Material for this task:
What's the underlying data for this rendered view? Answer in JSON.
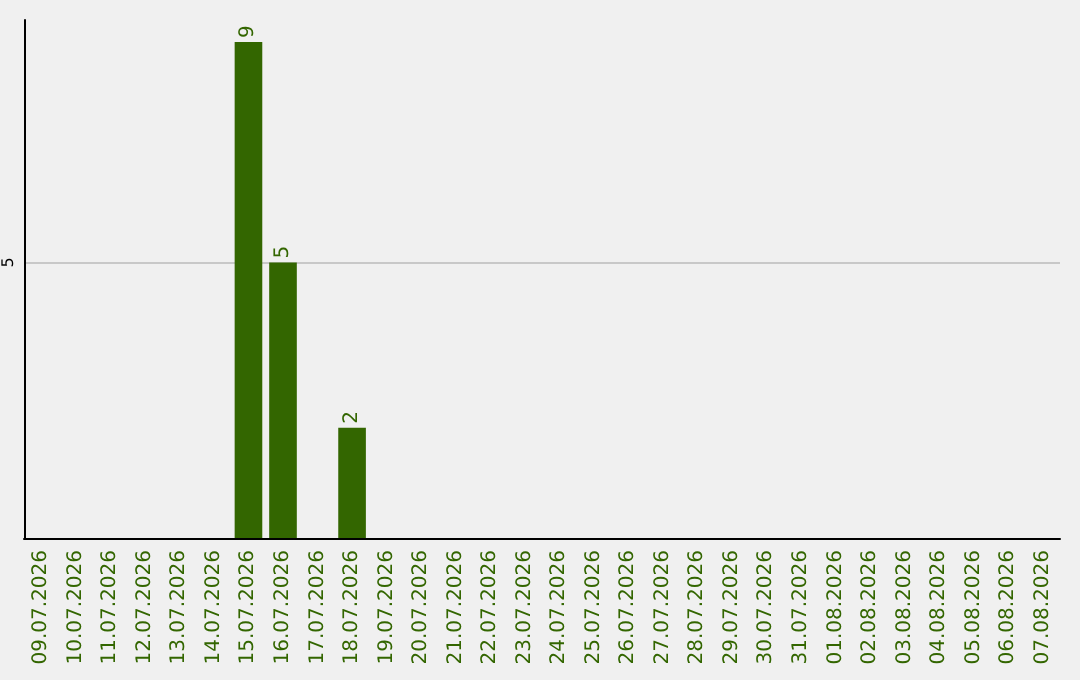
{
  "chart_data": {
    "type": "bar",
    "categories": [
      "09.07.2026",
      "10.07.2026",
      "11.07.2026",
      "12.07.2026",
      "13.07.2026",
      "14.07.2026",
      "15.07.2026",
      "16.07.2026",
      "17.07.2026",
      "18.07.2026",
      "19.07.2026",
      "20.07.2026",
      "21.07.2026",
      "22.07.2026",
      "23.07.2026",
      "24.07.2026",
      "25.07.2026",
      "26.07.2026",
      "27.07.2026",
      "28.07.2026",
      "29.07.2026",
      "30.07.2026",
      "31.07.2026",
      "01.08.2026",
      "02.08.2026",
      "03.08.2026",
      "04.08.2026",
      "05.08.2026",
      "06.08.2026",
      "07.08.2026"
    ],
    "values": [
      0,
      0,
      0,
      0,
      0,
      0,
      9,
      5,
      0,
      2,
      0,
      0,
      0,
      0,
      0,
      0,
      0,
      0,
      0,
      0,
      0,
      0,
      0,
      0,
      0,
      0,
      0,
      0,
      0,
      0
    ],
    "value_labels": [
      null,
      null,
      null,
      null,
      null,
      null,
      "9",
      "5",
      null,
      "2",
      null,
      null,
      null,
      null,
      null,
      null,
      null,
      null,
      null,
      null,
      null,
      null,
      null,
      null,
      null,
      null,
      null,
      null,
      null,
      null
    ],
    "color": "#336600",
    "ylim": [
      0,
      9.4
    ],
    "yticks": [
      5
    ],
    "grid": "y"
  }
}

Given problem: Output every entry verbatim. Pictures do not belong in the copy.

Task answer:
What's the underlying data for this rendered view? Answer in JSON.
{
  "chart_data": {
    "type": "bar",
    "categories": [
      "09.07.2026",
      "10.07.2026",
      "11.07.2026",
      "12.07.2026",
      "13.07.2026",
      "14.07.2026",
      "15.07.2026",
      "16.07.2026",
      "17.07.2026",
      "18.07.2026",
      "19.07.2026",
      "20.07.2026",
      "21.07.2026",
      "22.07.2026",
      "23.07.2026",
      "24.07.2026",
      "25.07.2026",
      "26.07.2026",
      "27.07.2026",
      "28.07.2026",
      "29.07.2026",
      "30.07.2026",
      "31.07.2026",
      "01.08.2026",
      "02.08.2026",
      "03.08.2026",
      "04.08.2026",
      "05.08.2026",
      "06.08.2026",
      "07.08.2026"
    ],
    "values": [
      0,
      0,
      0,
      0,
      0,
      0,
      9,
      5,
      0,
      2,
      0,
      0,
      0,
      0,
      0,
      0,
      0,
      0,
      0,
      0,
      0,
      0,
      0,
      0,
      0,
      0,
      0,
      0,
      0,
      0
    ],
    "value_labels": [
      null,
      null,
      null,
      null,
      null,
      null,
      "9",
      "5",
      null,
      "2",
      null,
      null,
      null,
      null,
      null,
      null,
      null,
      null,
      null,
      null,
      null,
      null,
      null,
      null,
      null,
      null,
      null,
      null,
      null,
      null
    ],
    "color": "#336600",
    "ylim": [
      0,
      9.4
    ],
    "yticks": [
      5
    ],
    "grid": "y"
  }
}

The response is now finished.